### AIM OF THE EXERCISE
Render the entries from the line containing "point [199,354,214,369]" through the line containing "point [347,374,362,389]", inclusive, as a numbered list, omitting any blank lines.
------ SOURCE DATA ------
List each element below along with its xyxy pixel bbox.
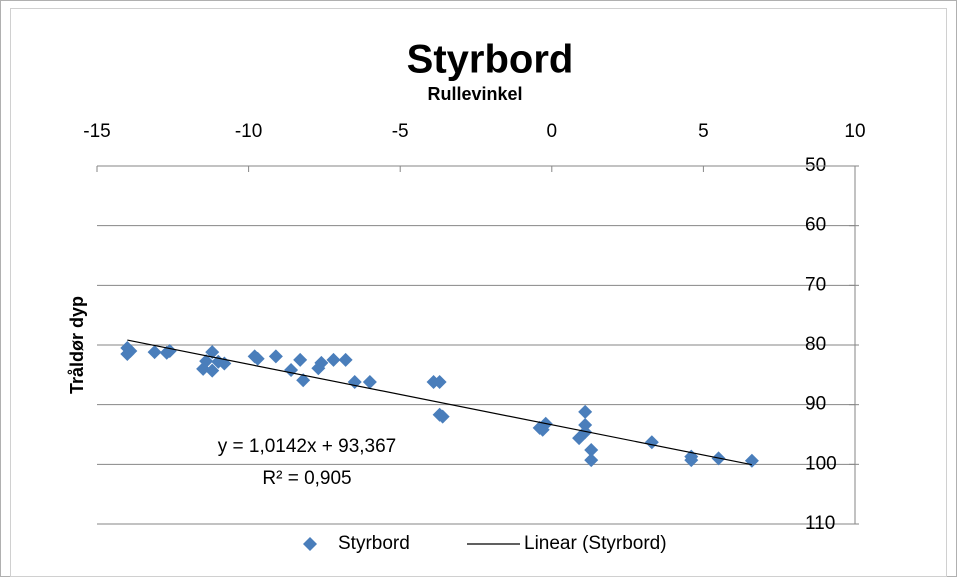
point [199,354,214,369]
y-tick-label: 90 [805,394,826,415]
point [205,363,220,378]
point [578,404,593,419]
point [205,345,220,360]
y-tick-label: 70 [805,274,826,295]
x-tick-label: 10 [844,121,865,142]
point [268,349,283,364]
y-tick-label: 80 [805,334,826,355]
y-tick-label: 60 [805,215,826,236]
point [296,373,311,388]
y-tick-label: 110 [805,513,835,534]
point [578,417,593,432]
x-tick-label: 5 [698,121,709,142]
point [584,453,599,468]
x-axis-label: Rullevinkel [427,84,522,104]
r-squared: R² = 0,905 [262,468,351,489]
point [535,422,550,437]
point [578,425,593,440]
x-tick-label: -15 [83,121,110,142]
point [250,351,265,366]
point [338,352,353,367]
y-tick-label: 100 [805,453,837,474]
x-tick-label: -10 [235,121,262,142]
point [293,352,308,367]
x-tick-label: -5 [392,121,409,142]
legend-marker [303,537,317,551]
point [123,343,138,358]
point [326,352,341,367]
point [314,355,329,370]
point [362,374,377,389]
point [584,443,599,458]
equation: y = 1,0142x + 93,367 [218,436,397,457]
x-tick-label: 0 [547,121,558,142]
legend-label: Styrbord [338,533,410,554]
point [147,345,162,360]
legend-label: Linear (Styrbord) [524,533,667,554]
y-axis-label: Tråldør dyp [67,296,87,394]
point [435,409,450,424]
chart-title: Styrbord [407,38,574,82]
point [432,374,447,389]
point [347,374,362,389]
trendline [127,339,753,466]
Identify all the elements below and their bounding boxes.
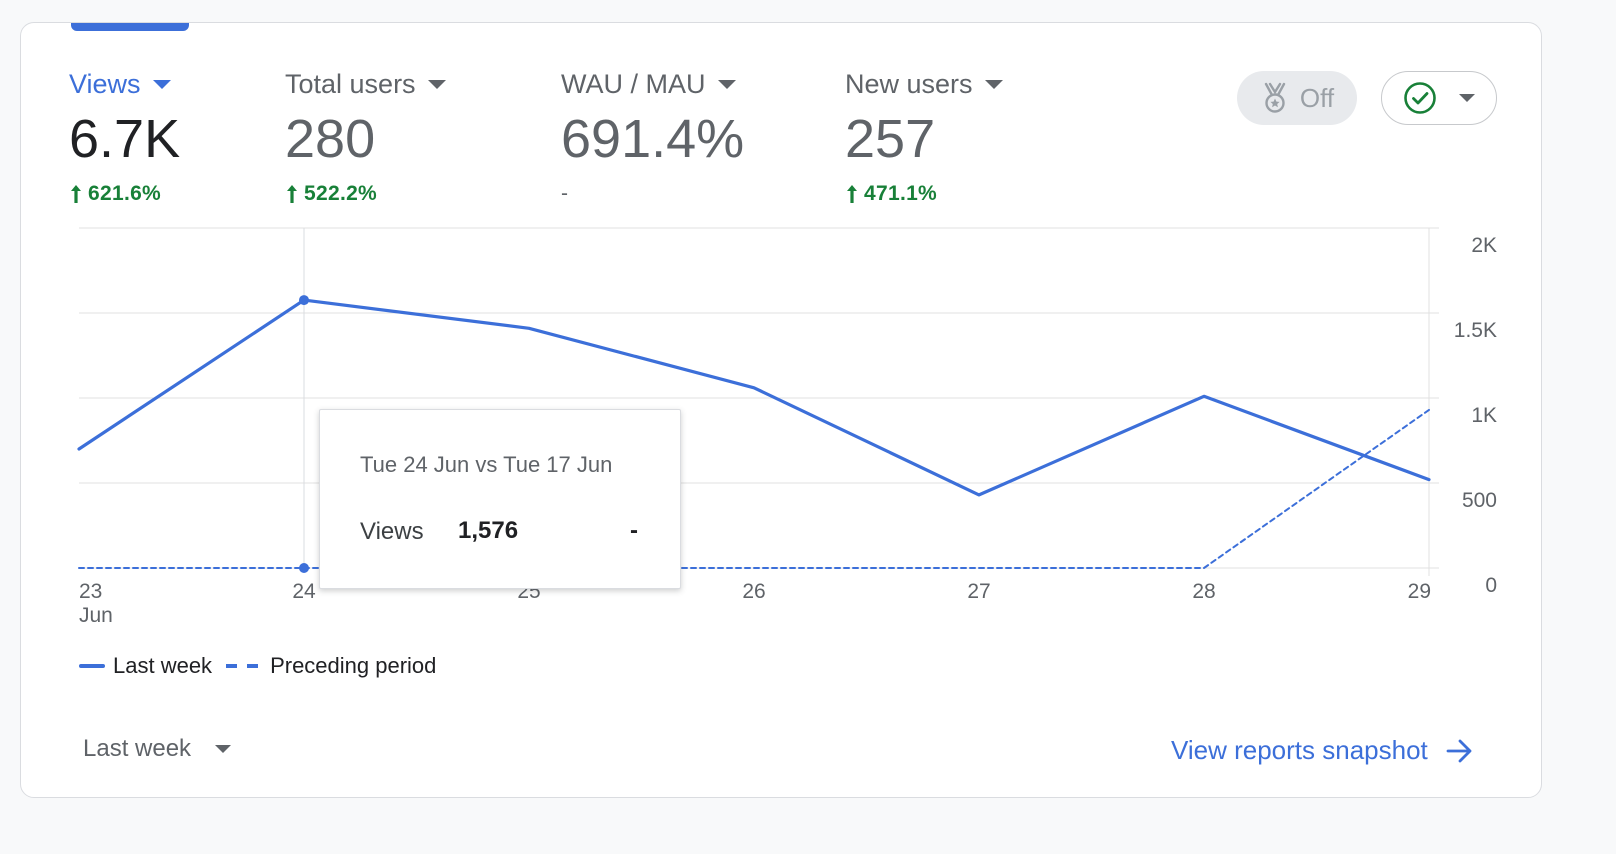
date-range-label: Last week <box>83 735 192 762</box>
chevron-down-icon <box>1459 94 1475 102</box>
metric-views-change-value: 621.6% <box>88 182 162 205</box>
overview-card: Views 6.7K 621.6% Total users 280 522.2%… <box>20 22 1542 798</box>
y-tick-label: 1.5K <box>1454 319 1497 342</box>
tooltip-title: Tue 24 Jun vs Tue 17 Jun <box>360 452 613 477</box>
metric-new-users-change-value: 471.1% <box>864 182 938 205</box>
metric-wau-mau-selector[interactable]: WAU / MAU <box>561 69 744 100</box>
y-tick-label: 500 <box>1462 489 1497 512</box>
chevron-down-icon <box>215 745 232 753</box>
legend-label-last-week: Last week <box>113 653 213 678</box>
solid-line-icon <box>79 664 105 668</box>
y-tick-label: 2K <box>1471 234 1497 257</box>
chart-tooltip: Tue 24 Jun vs Tue 17 Jun Views 1,576 - <box>319 409 681 589</box>
metric-views-change: 621.6% <box>69 182 180 206</box>
metric-wau-mau-label: WAU / MAU <box>561 69 706 99</box>
x-tick-label: 27 <box>967 580 990 603</box>
metric-views-selector[interactable]: Views <box>69 69 180 100</box>
series-line-last-week <box>77 298 1431 497</box>
x-tick-label: 26 <box>742 580 765 603</box>
metric-new-users-value: 257 <box>845 109 936 169</box>
metric-total-users-selector[interactable]: Total users <box>285 69 446 100</box>
metric-total-users-change: 522.2% <box>285 182 446 206</box>
legend-item-preceding-period[interactable]: Preceding period <box>226 653 436 679</box>
tooltip-metric-label: Views <box>360 518 424 545</box>
metric-total-users-label: Total users <box>285 69 416 99</box>
chevron-down-icon <box>717 80 736 89</box>
arrow-right-icon <box>1446 739 1472 762</box>
view-reports-snapshot-label: View reports snapshot <box>1171 735 1428 765</box>
chevron-down-icon <box>427 80 446 89</box>
metric-new-users-selector[interactable]: New users <box>845 69 1003 100</box>
chevron-down-icon <box>152 80 171 89</box>
data-point-preceding-period <box>299 563 309 573</box>
metric-new-users-label: New users <box>845 69 973 99</box>
arrow-up-icon <box>287 185 297 203</box>
view-reports-snapshot-link[interactable]: View reports snapshot <box>1171 735 1474 766</box>
x-tick-label: 23 <box>79 580 102 603</box>
arrow-up-icon <box>847 185 857 203</box>
chevron-down-icon <box>984 80 1003 89</box>
medal-icon <box>1264 82 1286 113</box>
metric-views-label: Views <box>69 69 141 99</box>
arrow-up-icon <box>71 185 81 203</box>
x-tick-sublabel: Jun <box>79 604 113 627</box>
tooltip-previous-value: - <box>630 517 638 544</box>
metric-total-users-value: 280 <box>285 109 376 169</box>
status-menu-button[interactable] <box>1381 71 1497 125</box>
x-tick-label: 29 <box>1408 580 1431 603</box>
metric-wau-mau-value: 691.4% <box>561 109 745 169</box>
metric-total-users[interactable]: Total users 280 522.2% <box>285 69 446 206</box>
date-range-dropdown[interactable]: Last week <box>83 735 232 763</box>
chart-legend: Last week Preceding period <box>79 653 450 679</box>
metric-new-users-change: 471.1% <box>845 182 1003 206</box>
benchmark-toggle-button[interactable]: Off <box>1237 71 1357 125</box>
data-point-last-week <box>299 295 309 306</box>
y-tick-label: 1K <box>1471 404 1497 427</box>
metric-views-value: 6.7K <box>69 109 181 169</box>
legend-item-last-week[interactable]: Last week <box>79 653 212 679</box>
y-tick-label: 0 <box>1485 574 1497 597</box>
x-tick-label: 24 <box>292 580 316 603</box>
metric-wau-mau-change: - <box>561 182 744 206</box>
benchmark-toggle-label: Off <box>1299 82 1335 113</box>
metric-wau-mau[interactable]: WAU / MAU 691.4% - <box>561 69 744 206</box>
metric-new-users[interactable]: New users 257 471.1% <box>845 69 1003 206</box>
series-line-preceding-period <box>78 408 1430 569</box>
metric-wau-mau-change-value: - <box>561 182 569 205</box>
x-tick-label: 28 <box>1192 580 1215 603</box>
metric-views[interactable]: Views 6.7K 621.6% <box>69 69 180 206</box>
tooltip-metric-value: 1,576 <box>458 517 519 544</box>
dashed-line-icon <box>226 664 259 668</box>
legend-label-preceding-period: Preceding period <box>270 653 437 678</box>
metric-total-users-change-value: 522.2% <box>304 182 378 205</box>
check-circle-icon <box>1404 82 1436 114</box>
active-tab-indicator <box>71 23 189 31</box>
------
### RESPONSE FOR THIS EXERCISE
1. point [199,354,214,369]
2. y-tick-label: 90 [805,394,826,415]
3. point [205,363,220,378]
4. point [578,404,593,419]
5. point [205,345,220,360]
6. y-tick-label: 70 [805,274,826,295]
7. x-tick-label: 10 [844,121,865,142]
8. point [268,349,283,364]
9. y-tick-label: 80 [805,334,826,355]
10. y-tick-label: 60 [805,215,826,236]
11. point [296,373,311,388]
12. y-tick-label: 110 [805,513,835,534]
13. point [578,417,593,432]
14. x-tick-label: 5 [698,121,709,142]
15. point [584,453,599,468]
16. x-axis-label: Rullevinkel [427,84,522,104]
17. r-squared: R² = 0,905 [262,468,351,489]
18. point [535,422,550,437]
19. point [578,425,593,440]
20. x-tick-label: -15 [83,121,110,142]
21. point [250,351,265,366]
22. point [338,352,353,367]
23. y-tick-label: 100 [805,453,837,474]
24. x-tick-label: -10 [235,121,262,142]
25. point [293,352,308,367]
26. x-tick-label: -5 [392,121,409,142]
27. legend-marker [303,537,317,551]
28. point [123,343,138,358]
29. point [326,352,341,367]
30. point [314,355,329,370]
31. point [362,374,377,389]
32. point [584,443,599,458]
33. equation: y = 1,0142x + 93,367 [218,436,397,457]
34. x-tick-label: 0 [547,121,558,142]
35. legend-label: Styrbord [338,533,410,554]
36. point [147,345,162,360]
37. legend-label: Linear (Styrbord) [524,533,667,554]
38. y-axis-label: Tråldør dyp [67,296,87,394]
39. point [435,409,450,424]
40. chart-title: Styrbord [407,38,574,82]
41. point [432,374,447,389]
42. point [347,374,362,389]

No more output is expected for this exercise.